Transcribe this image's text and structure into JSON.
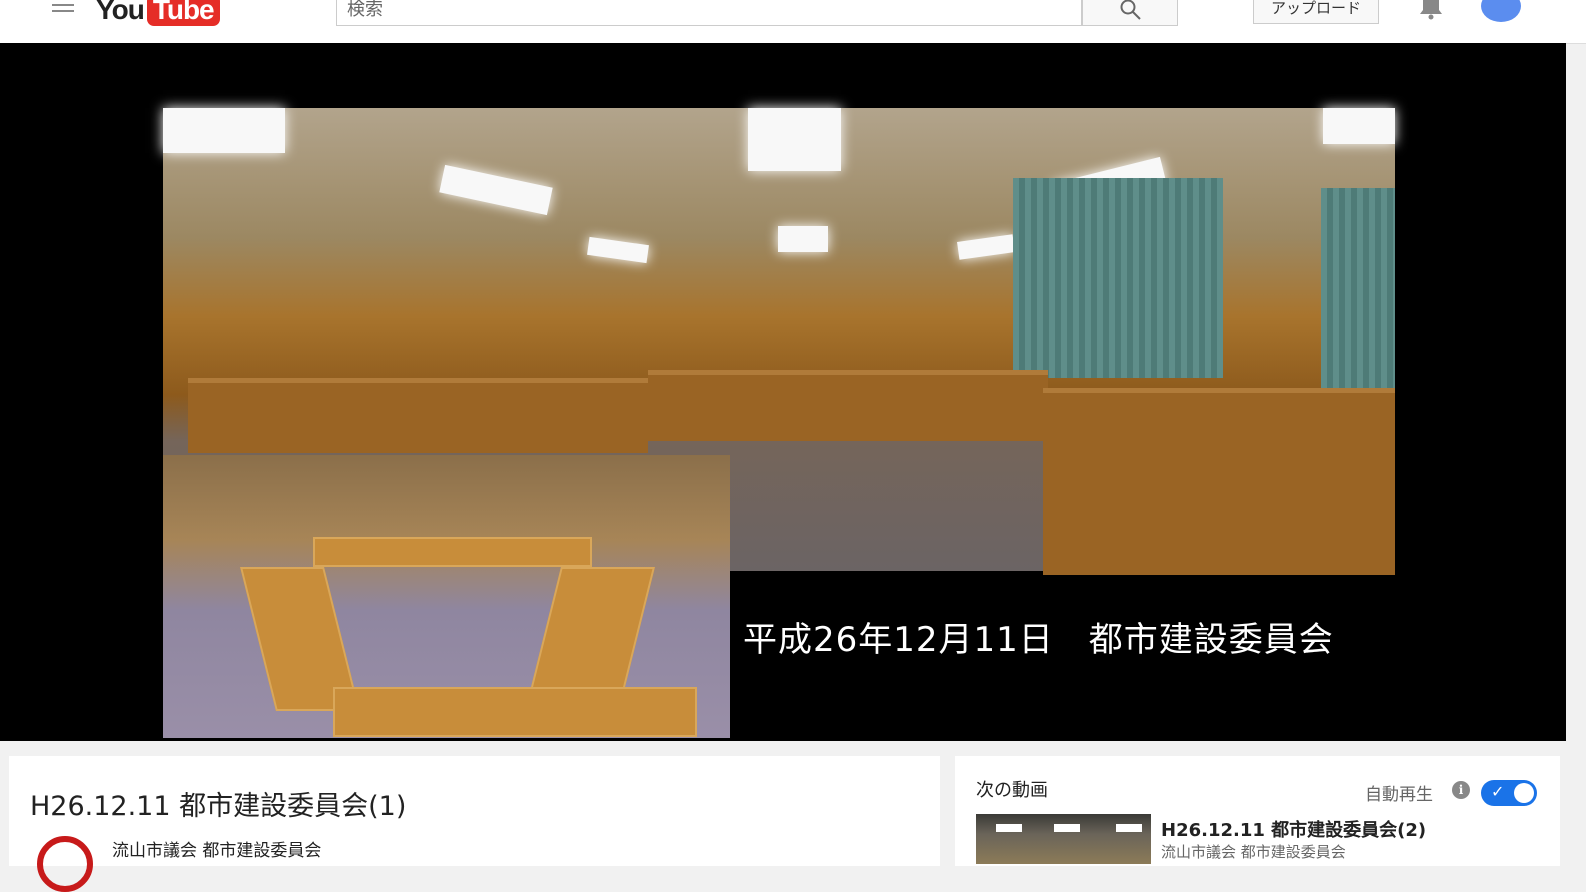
{
  "header": {
    "logo_you": "You",
    "logo_tube": "Tube",
    "search_placeholder": "検索",
    "upload_label": "アップロード"
  },
  "video": {
    "overlay_caption": "平成26年12月11日　都市建設委員会"
  },
  "info": {
    "title": "H26.12.11 都市建設委員会(1)",
    "channel_name": "流山市議会 都市建設委員会"
  },
  "sidebar": {
    "next_label": "次の動画",
    "autoplay_label": "自動再生",
    "autoplay_on": true,
    "next_video": {
      "title": "H26.12.11 都市建設委員会(2)",
      "channel": "流山市議会 都市建設委員会"
    }
  },
  "colors": {
    "brand_red": "#e52d27",
    "toggle_blue": "#1a73e8"
  }
}
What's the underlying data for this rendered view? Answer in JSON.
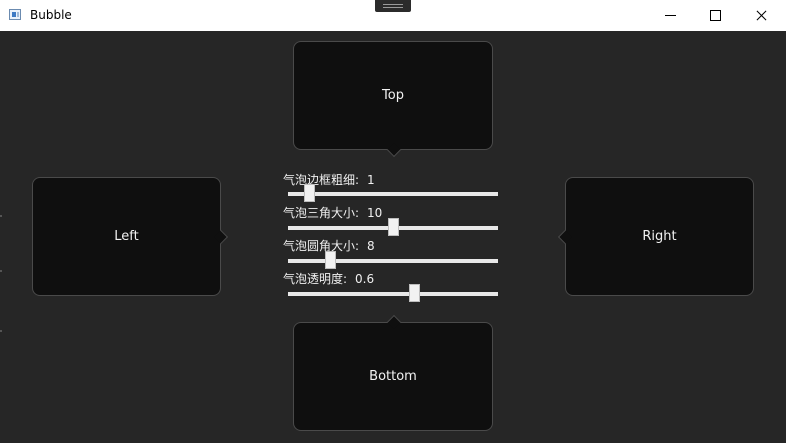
━━━━━━━━━━━━━━━━━━━━
** Goal of the exercise **
All of the data above should be quoted exactly, except for the pictures.

** The response **
Transcribe this image's text and structure into JSON.
{
  "header": {
    "logo_you": "You",
    "logo_tube": "Tube",
    "search_placeholder": "検索",
    "upload_label": "アップロード"
  },
  "video": {
    "overlay_caption": "平成26年12月11日　都市建設委員会"
  },
  "info": {
    "title": "H26.12.11 都市建設委員会(1)",
    "channel_name": "流山市議会 都市建設委員会"
  },
  "sidebar": {
    "next_label": "次の動画",
    "autoplay_label": "自動再生",
    "autoplay_on": true,
    "next_video": {
      "title": "H26.12.11 都市建設委員会(2)",
      "channel": "流山市議会 都市建設委員会"
    }
  },
  "colors": {
    "brand_red": "#e52d27",
    "toggle_blue": "#1a73e8"
  }
}
What's the underlying data for this rendered view? Answer in JSON.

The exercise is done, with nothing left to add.